__DATA SHOWN__.

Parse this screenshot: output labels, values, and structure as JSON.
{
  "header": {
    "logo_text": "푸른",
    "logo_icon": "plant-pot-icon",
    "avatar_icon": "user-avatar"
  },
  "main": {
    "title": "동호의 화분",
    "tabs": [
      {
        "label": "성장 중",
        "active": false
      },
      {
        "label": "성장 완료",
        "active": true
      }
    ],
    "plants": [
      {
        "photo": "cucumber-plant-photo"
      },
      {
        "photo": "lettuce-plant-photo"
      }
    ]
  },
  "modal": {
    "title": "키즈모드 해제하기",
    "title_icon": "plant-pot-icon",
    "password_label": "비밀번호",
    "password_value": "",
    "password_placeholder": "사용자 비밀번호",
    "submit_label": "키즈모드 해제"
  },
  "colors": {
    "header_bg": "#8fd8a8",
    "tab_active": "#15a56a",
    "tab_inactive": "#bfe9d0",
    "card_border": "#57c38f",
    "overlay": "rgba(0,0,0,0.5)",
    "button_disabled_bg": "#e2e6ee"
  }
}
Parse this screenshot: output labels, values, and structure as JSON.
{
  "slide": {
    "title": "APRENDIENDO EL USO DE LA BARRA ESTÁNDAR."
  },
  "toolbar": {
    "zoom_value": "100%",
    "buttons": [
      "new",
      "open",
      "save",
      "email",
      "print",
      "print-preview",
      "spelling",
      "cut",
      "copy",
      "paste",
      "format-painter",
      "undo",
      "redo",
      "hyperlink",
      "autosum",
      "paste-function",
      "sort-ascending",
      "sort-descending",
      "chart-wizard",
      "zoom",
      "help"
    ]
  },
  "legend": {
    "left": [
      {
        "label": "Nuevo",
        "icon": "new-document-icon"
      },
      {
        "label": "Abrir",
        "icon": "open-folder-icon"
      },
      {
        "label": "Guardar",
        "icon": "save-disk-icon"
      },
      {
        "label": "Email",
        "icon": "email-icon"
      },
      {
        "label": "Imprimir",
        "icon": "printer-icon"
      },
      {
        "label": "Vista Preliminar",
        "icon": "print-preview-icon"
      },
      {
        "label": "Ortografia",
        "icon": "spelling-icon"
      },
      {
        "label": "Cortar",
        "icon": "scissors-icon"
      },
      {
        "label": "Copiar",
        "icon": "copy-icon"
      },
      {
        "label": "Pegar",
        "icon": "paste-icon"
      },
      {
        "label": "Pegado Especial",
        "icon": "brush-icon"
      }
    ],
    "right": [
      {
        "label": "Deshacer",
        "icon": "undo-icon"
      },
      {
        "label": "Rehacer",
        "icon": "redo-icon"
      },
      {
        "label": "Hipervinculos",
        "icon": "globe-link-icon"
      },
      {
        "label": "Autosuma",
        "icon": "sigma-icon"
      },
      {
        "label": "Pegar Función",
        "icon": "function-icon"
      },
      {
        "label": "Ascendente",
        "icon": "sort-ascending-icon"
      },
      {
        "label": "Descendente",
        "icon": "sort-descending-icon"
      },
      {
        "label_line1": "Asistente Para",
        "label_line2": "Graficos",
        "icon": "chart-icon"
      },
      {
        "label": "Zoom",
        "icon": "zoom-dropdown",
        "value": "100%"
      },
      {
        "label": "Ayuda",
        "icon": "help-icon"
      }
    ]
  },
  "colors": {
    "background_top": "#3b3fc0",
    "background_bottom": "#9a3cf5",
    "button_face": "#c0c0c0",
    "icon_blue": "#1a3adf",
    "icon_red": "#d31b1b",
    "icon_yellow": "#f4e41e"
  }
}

__EXERCISE DESCRIPTION__. Copy out all of the records shown above exactly.

__COMPLETED TASK__.
Parse this screenshot: output labels, values, and structure as JSON.
{
  "header": {
    "logo_text": "푸른",
    "logo_icon": "plant-pot-icon",
    "avatar_icon": "user-avatar"
  },
  "main": {
    "title": "동호의 화분",
    "tabs": [
      {
        "label": "성장 중",
        "active": false
      },
      {
        "label": "성장 완료",
        "active": true
      }
    ],
    "plants": [
      {
        "photo": "cucumber-plant-photo"
      },
      {
        "photo": "lettuce-plant-photo"
      }
    ]
  },
  "modal": {
    "title": "키즈모드 해제하기",
    "title_icon": "plant-pot-icon",
    "password_label": "비밀번호",
    "password_value": "",
    "password_placeholder": "사용자 비밀번호",
    "submit_label": "키즈모드 해제"
  },
  "colors": {
    "header_bg": "#8fd8a8",
    "tab_active": "#15a56a",
    "tab_inactive": "#bfe9d0",
    "card_border": "#57c38f",
    "overlay": "rgba(0,0,0,0.5)",
    "button_disabled_bg": "#e2e6ee"
  }
}
Parse this screenshot: output labels, values, and structure as JSON.
{
  "slide": {
    "title": "APRENDIENDO EL USO DE LA BARRA ESTÁNDAR."
  },
  "toolbar": {
    "zoom_value": "100%",
    "buttons": [
      "new",
      "open",
      "save",
      "email",
      "print",
      "print-preview",
      "spelling",
      "cut",
      "copy",
      "paste",
      "format-painter",
      "undo",
      "redo",
      "hyperlink",
      "autosum",
      "paste-function",
      "sort-ascending",
      "sort-descending",
      "chart-wizard",
      "zoom",
      "help"
    ]
  },
  "legend": {
    "left": [
      {
        "label": "Nuevo",
        "icon": "new-document-icon"
      },
      {
        "label": "Abrir",
        "icon": "open-folder-icon"
      },
      {
        "label": "Guardar",
        "icon": "save-disk-icon"
      },
      {
        "label": "Email",
        "icon": "email-icon"
      },
      {
        "label": "Imprimir",
        "icon": "printer-icon"
      },
      {
        "label": "Vista Preliminar",
        "icon": "print-preview-icon"
      },
      {
        "label": "Ortografia",
        "icon": "spelling-icon"
      },
      {
        "label": "Cortar",
        "icon": "scissors-icon"
      },
      {
        "label": "Copiar",
        "icon": "copy-icon"
      },
      {
        "label": "Pegar",
        "icon": "paste-icon"
      },
      {
        "label": "Pegado Especial",
        "icon": "brush-icon"
      }
    ],
    "right": [
      {
        "label": "Deshacer",
        "icon": "undo-icon"
      },
      {
        "label": "Rehacer",
        "icon": "redo-icon"
      },
      {
        "label": "Hipervinculos",
        "icon": "globe-link-icon"
      },
      {
        "label": "Autosuma",
        "icon": "sigma-icon"
      },
      {
        "label": "Pegar Función",
        "icon": "function-icon"
      },
      {
        "label": "Ascendente",
        "icon": "sort-ascending-icon"
      },
      {
        "label": "Descendente",
        "icon": "sort-descending-icon"
      },
      {
        "label_line1": "Asistente Para",
        "label_line2": "Graficos",
        "icon": "chart-icon"
      },
      {
        "label": "Zoom",
        "icon": "zoom-dropdown",
        "value": "100%"
      },
      {
        "label": "Ayuda",
        "icon": "help-icon"
      }
    ]
  },
  "colors": {
    "background_top": "#3b3fc0",
    "background_bottom": "#9a3cf5",
    "button_face": "#c0c0c0",
    "icon_blue": "#1a3adf",
    "icon_red": "#d31b1b",
    "icon_yellow": "#f4e41e"
  }
}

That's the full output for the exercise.